--- Start of EXTRACTED DATA ---

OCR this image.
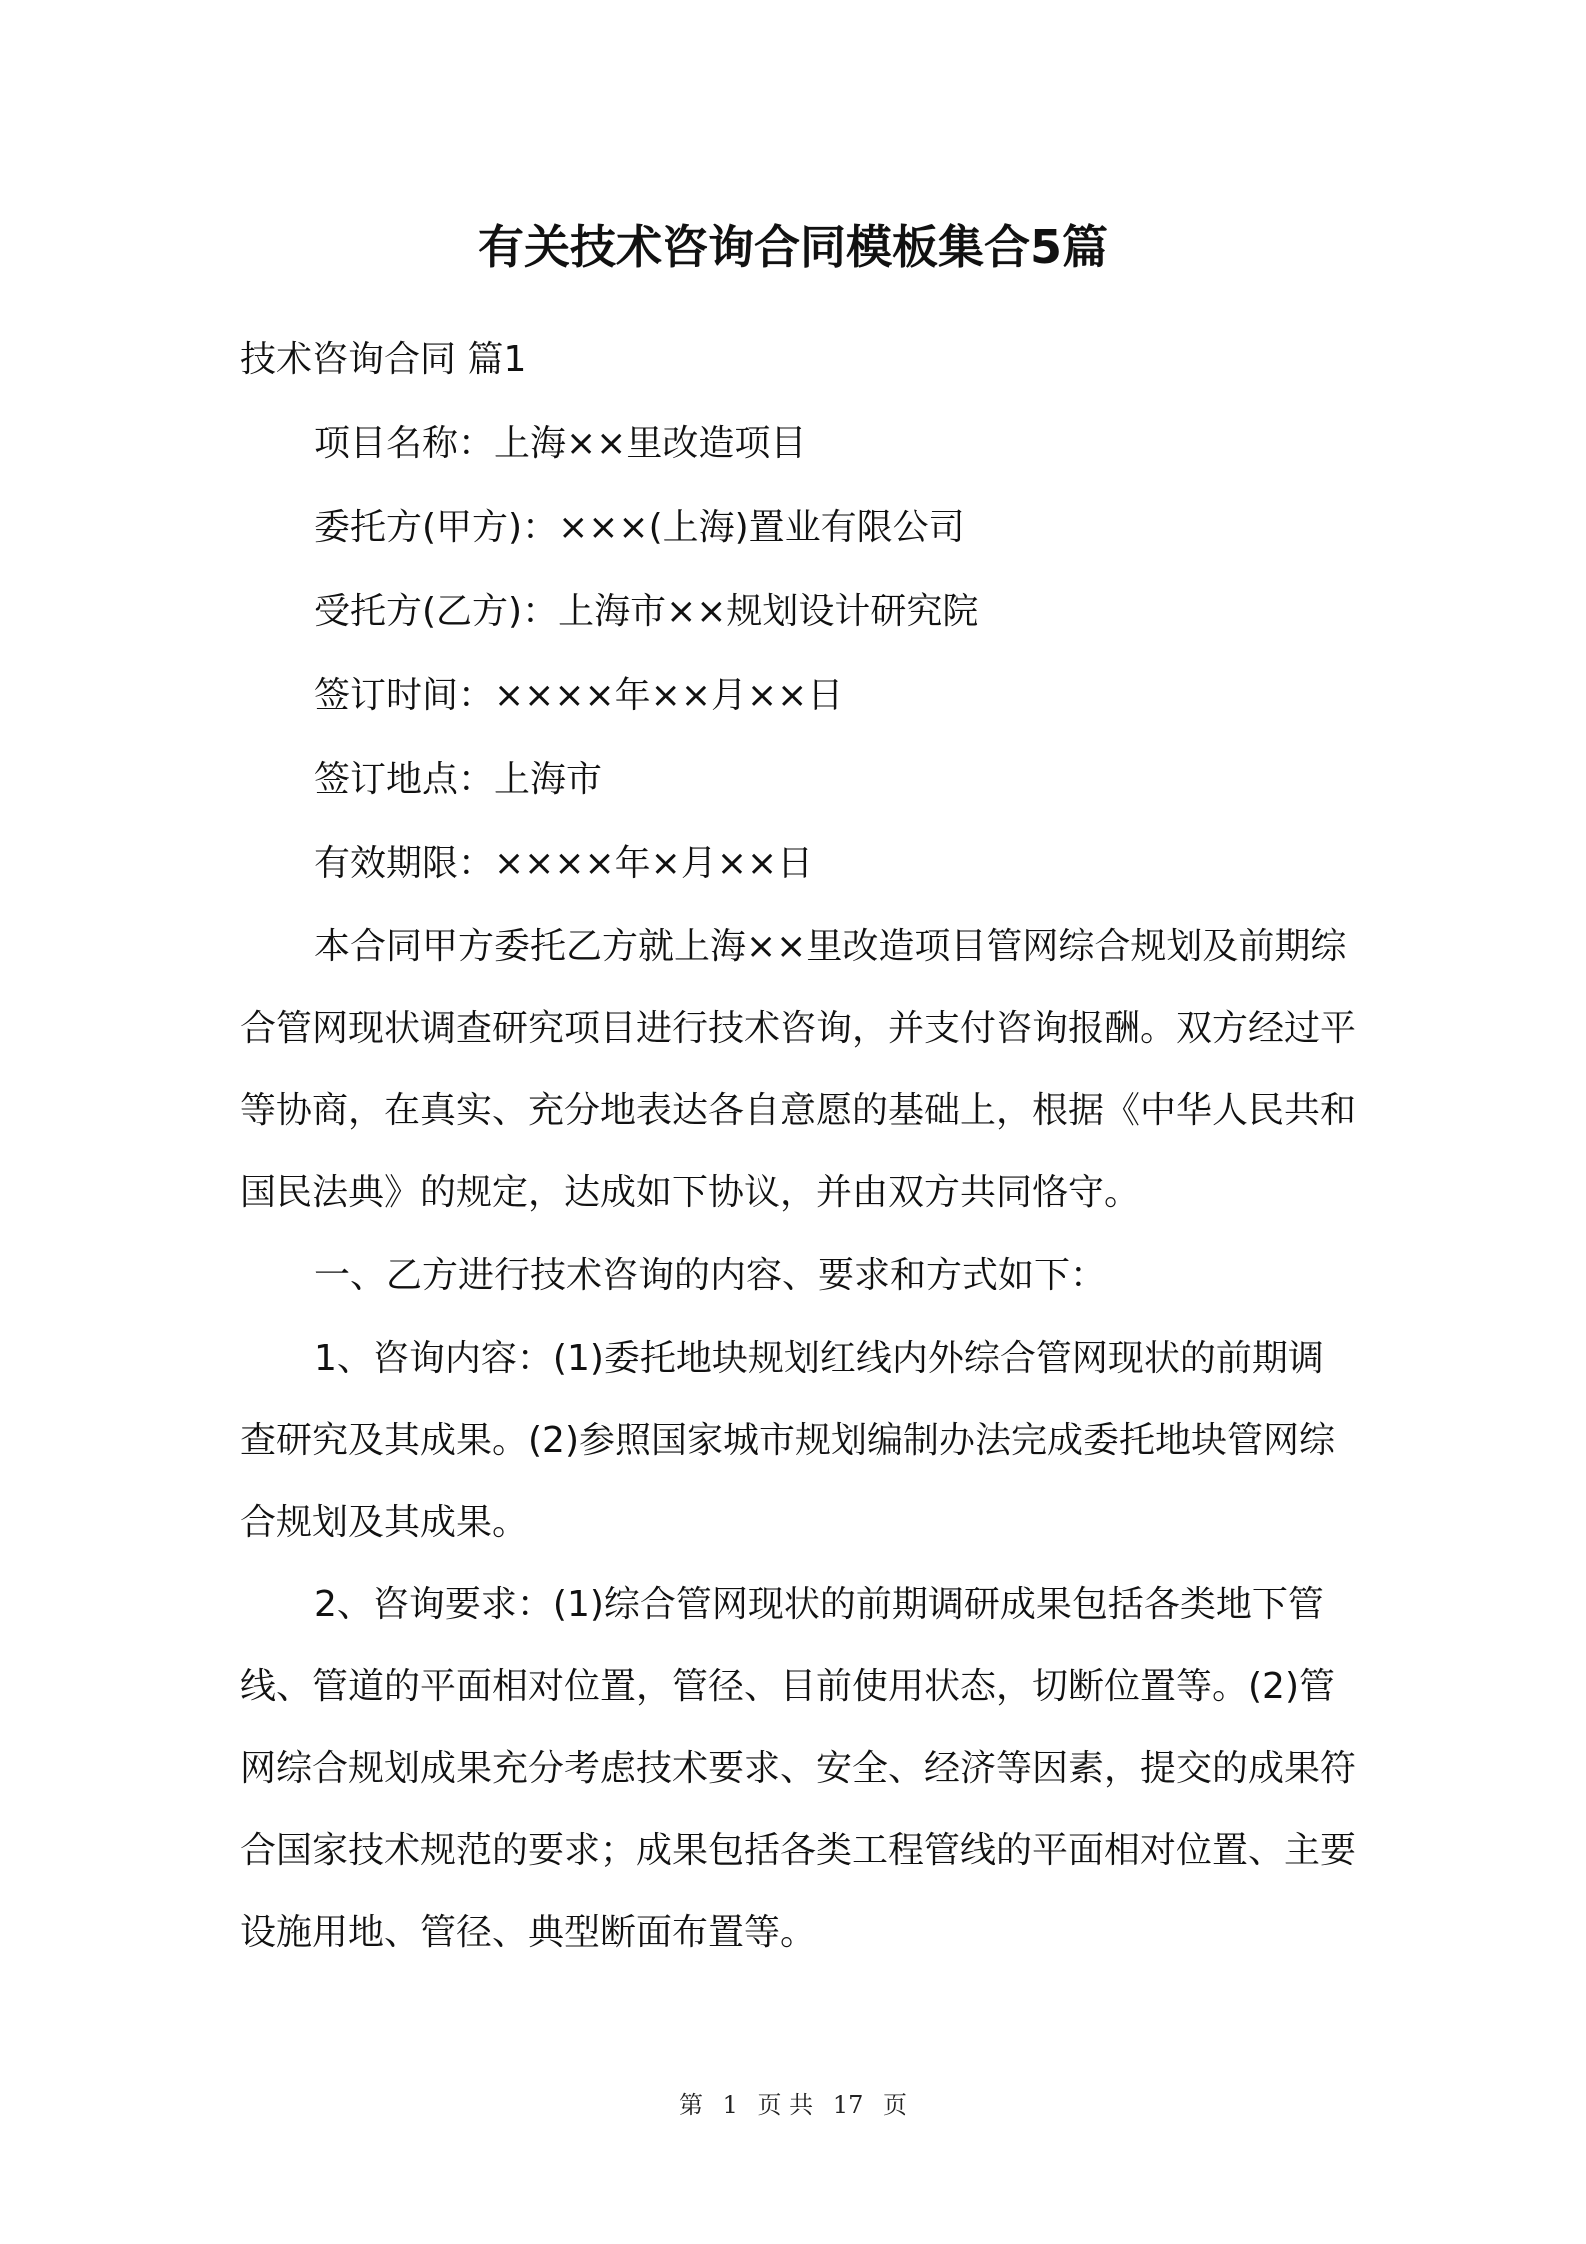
有关技术咨询合同模板集合5篇

技术咨询合同 篇1

项目名称：上海××里改造项目

委托方(甲方)：×××(上海)置业有限公司

受托方(乙方)：上海市××规划设计研究院

签订时间：××××年××月××日

签订地点：上海市

有效期限：××××年×月××日

本合同甲方委托乙方就上海××里改造项目管网综合规划及前期综合管网现状调查研究项目进行技术咨询，并支付咨询报酬。双方经过平等协商，在真实、充分地表达各自意愿的基础上，根据《中华人民共和国民法典》的规定，达成如下协议，并由双方共同恪守。

一、乙方进行技术咨询的内容、要求和方式如下：

1、咨询内容：(1)委托地块规划红线内外综合管网现状的前期调查研究及其成果。(2)参照国家城市规划编制办法完成委托地块管网综合规划及其成果。

2、咨询要求：(1)综合管网现状的前期调研成果包括各类地下管线、管道的平面相对位置，管径、目前使用状态，切断位置等。(2)管网综合规划成果充分考虑技术要求、安全、经济等因素，提交的成果符合国家技术规范的要求；成果包括各类工程管线的平面相对位置、主要设施用地、管径、典型断面布置等。

第 1 页 共 17 页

--- End of EXTRACTED DATA ---

**EXERCISE TASK**
All of the lines above should be retyped precisely, apart from the pictures.

**EXERCISE RESULT**
OCR this image.
有关技术咨询合同模板集合5篇

技术咨询合同 篇1

项目名称：上海××里改造项目

委托方(甲方)：×××(上海)置业有限公司

受托方(乙方)：上海市××规划设计研究院

签订时间：××××年××月××日

签订地点：上海市

有效期限：××××年×月××日

本合同甲方委托乙方就上海××里改造项目管网综合规划及前期综合管网现状调查研究项目进行技术咨询，并支付咨询报酬。双方经过平等协商，在真实、充分地表达各自意愿的基础上，根据《中华人民共和国民法典》的规定，达成如下协议，并由双方共同恪守。

一、乙方进行技术咨询的内容、要求和方式如下：

1、咨询内容：(1)委托地块规划红线内外综合管网现状的前期调查研究及其成果。(2)参照国家城市规划编制办法完成委托地块管网综合规划及其成果。

2、咨询要求：(1)综合管网现状的前期调研成果包括各类地下管线、管道的平面相对位置，管径、目前使用状态，切断位置等。(2)管网综合规划成果充分考虑技术要求、安全、经济等因素，提交的成果符合国家技术规范的要求；成果包括各类工程管线的平面相对位置、主要设施用地、管径、典型断面布置等。

第 1 页 共 17 页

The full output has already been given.